§ DIRECTIVE
Carry none of the pictures over; set down the material below exactly.

[START SOURCE MATERIAL]

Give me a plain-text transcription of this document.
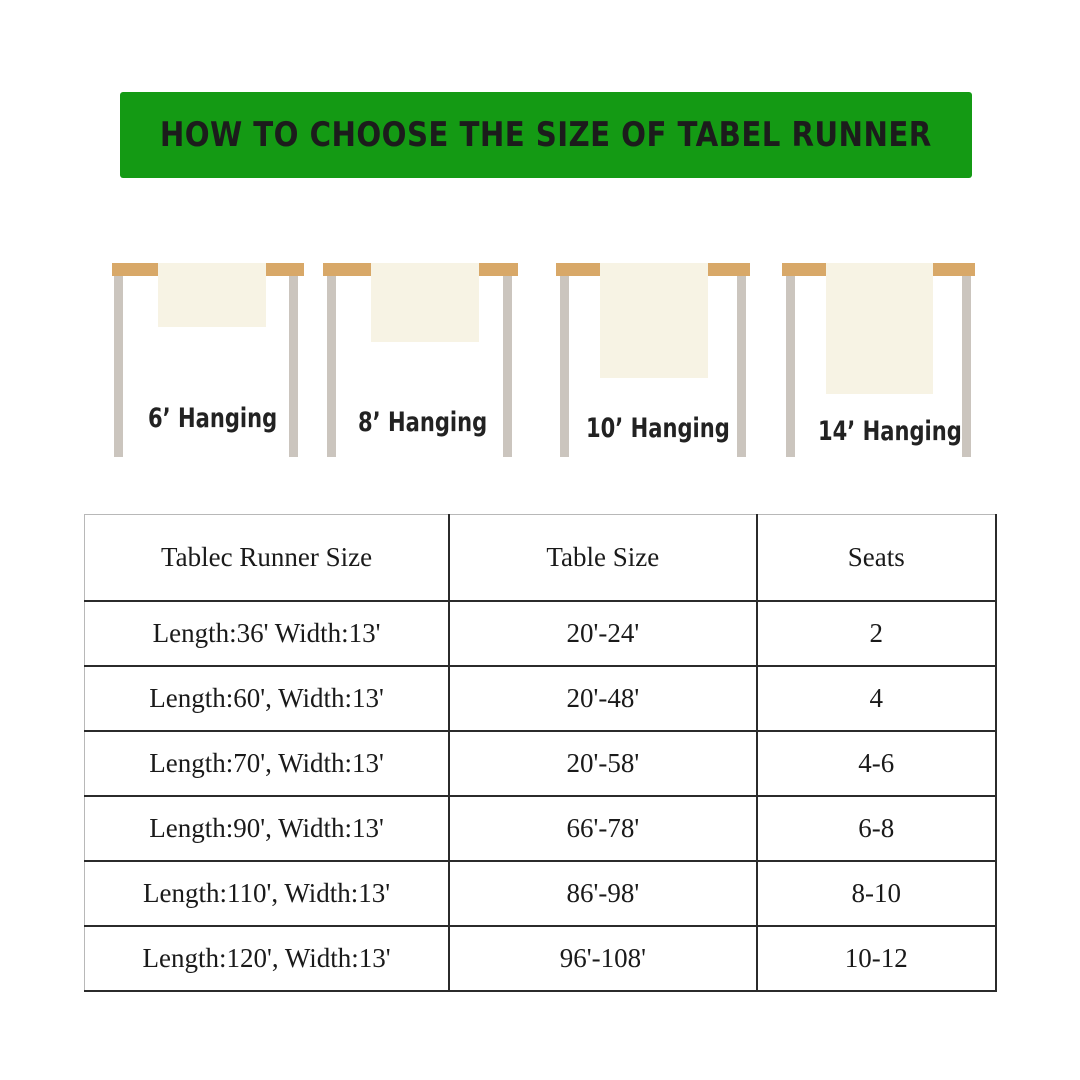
HOW TO CHOOSE THE SIZE OF TABEL RUNNER
6’ Hanging	8’ Hanging	10’ Hanging	14’ Hanging
Tablec Runner Size	Table Size	Seats
Length:36' Width:13'	20'-24'	2
Length:60', Width:13'	20'-48'	4
Length:70', Width:13'	20'-58'	4-6
Length:90', Width:13'	66'-78'	6-8
Length:110', Width:13'	86'-98'	8-10
Length:120', Width:13'	96'-108'	10-12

[END SOURCE MATERIAL]

§ WRITTEN ANSWER
Give me a plain-text transcription of this document.
HOW TO CHOOSE THE SIZE OF TABEL RUNNER
6’ Hanging	8’ Hanging	10’ Hanging	14’ Hanging
Tablec Runner Size	Table Size	Seats
Length:36' Width:13'	20'-24'	2
Length:60', Width:13'	20'-48'	4
Length:70', Width:13'	20'-58'	4-6
Length:90', Width:13'	66'-78'	6-8
Length:110', Width:13'	86'-98'	8-10
Length:120', Width:13'	96'-108'	10-12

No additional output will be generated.